### What to work on
Extract every entry word for word.

### Available records
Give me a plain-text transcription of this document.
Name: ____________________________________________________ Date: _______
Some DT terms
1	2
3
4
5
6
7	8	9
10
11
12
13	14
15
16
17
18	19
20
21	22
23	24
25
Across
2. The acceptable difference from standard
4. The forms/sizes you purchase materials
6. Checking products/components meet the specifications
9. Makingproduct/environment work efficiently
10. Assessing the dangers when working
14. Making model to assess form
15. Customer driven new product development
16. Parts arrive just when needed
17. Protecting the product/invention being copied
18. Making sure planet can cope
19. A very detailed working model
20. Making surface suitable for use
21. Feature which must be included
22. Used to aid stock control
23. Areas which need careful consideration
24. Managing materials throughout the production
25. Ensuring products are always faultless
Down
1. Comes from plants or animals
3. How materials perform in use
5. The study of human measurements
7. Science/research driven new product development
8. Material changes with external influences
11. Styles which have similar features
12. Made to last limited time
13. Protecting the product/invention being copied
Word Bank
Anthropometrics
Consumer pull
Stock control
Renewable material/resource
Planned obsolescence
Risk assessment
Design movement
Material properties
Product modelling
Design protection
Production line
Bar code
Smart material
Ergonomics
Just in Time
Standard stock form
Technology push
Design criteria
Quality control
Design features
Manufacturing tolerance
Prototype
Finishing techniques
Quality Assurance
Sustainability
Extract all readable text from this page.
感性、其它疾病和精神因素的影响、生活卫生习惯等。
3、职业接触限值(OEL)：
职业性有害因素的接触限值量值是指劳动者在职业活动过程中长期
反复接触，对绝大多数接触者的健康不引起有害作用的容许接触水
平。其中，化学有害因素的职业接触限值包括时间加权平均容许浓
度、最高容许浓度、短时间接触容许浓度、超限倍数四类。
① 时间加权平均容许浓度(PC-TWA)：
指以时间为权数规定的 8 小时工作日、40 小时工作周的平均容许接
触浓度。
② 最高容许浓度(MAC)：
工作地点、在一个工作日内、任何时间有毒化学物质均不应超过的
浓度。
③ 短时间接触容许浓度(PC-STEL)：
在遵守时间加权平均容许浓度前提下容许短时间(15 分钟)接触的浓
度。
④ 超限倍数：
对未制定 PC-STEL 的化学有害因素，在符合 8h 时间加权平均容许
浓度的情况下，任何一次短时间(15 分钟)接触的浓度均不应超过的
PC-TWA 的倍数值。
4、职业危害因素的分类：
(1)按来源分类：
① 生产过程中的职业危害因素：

### Final result
Give me a plain-text transcription of this document.
Name: ____________________________________________________ Date: _______
Some DT terms
1	2
3
4
5
6
7	8	9
10
11
12
13	14
15
16
17
18	19
20
21	22
23	24
25
Across
2. The acceptable difference from standard
4. The forms/sizes you purchase materials
6. Checking products/components meet the specifications
9. Makingproduct/environment work efficiently
10. Assessing the dangers when working
14. Making model to assess form
15. Customer driven new product development
16. Parts arrive just when needed
17. Protecting the product/invention being copied
18. Making sure planet can cope
19. A very detailed working model
20. Making surface suitable for use
21. Feature which must be included
22. Used to aid stock control
23. Areas which need careful consideration
24. Managing materials throughout the production
25. Ensuring products are always faultless
Down
1. Comes from plants or animals
3. How materials perform in use
5. The study of human measurements
7. Science/research driven new product development
8. Material changes with external influences
11. Styles which have similar features
12. Made to last limited time
13. Protecting the product/invention being copied
Word Bank
Anthropometrics
Consumer pull
Stock control
Renewable material/resource
Planned obsolescence
Risk assessment
Design movement
Material properties
Product modelling
Design protection
Production line
Bar code
Smart material
Ergonomics
Just in Time
Standard stock form
Technology push
Design criteria
Quality control
Design features
Manufacturing tolerance
Prototype
Finishing techniques
Quality Assurance
Sustainability
Extract all readable text from this page.
感性、其它疾病和精神因素的影响、生活卫生习惯等。
3、职业接触限值(OEL)：
职业性有害因素的接触限值量值是指劳动者在职业活动过程中长期
反复接触，对绝大多数接触者的健康不引起有害作用的容许接触水
平。其中，化学有害因素的职业接触限值包括时间加权平均容许浓
度、最高容许浓度、短时间接触容许浓度、超限倍数四类。
① 时间加权平均容许浓度(PC-TWA)：
指以时间为权数规定的 8 小时工作日、40 小时工作周的平均容许接
触浓度。
② 最高容许浓度(MAC)：
工作地点、在一个工作日内、任何时间有毒化学物质均不应超过的
浓度。
③ 短时间接触容许浓度(PC-STEL)：
在遵守时间加权平均容许浓度前提下容许短时间(15 分钟)接触的浓
度。
④ 超限倍数：
对未制定 PC-STEL 的化学有害因素，在符合 8h 时间加权平均容许
浓度的情况下，任何一次短时间(15 分钟)接触的浓度均不应超过的
PC-TWA 的倍数值。
4、职业危害因素的分类：
(1)按来源分类：
① 生产过程中的职业危害因素：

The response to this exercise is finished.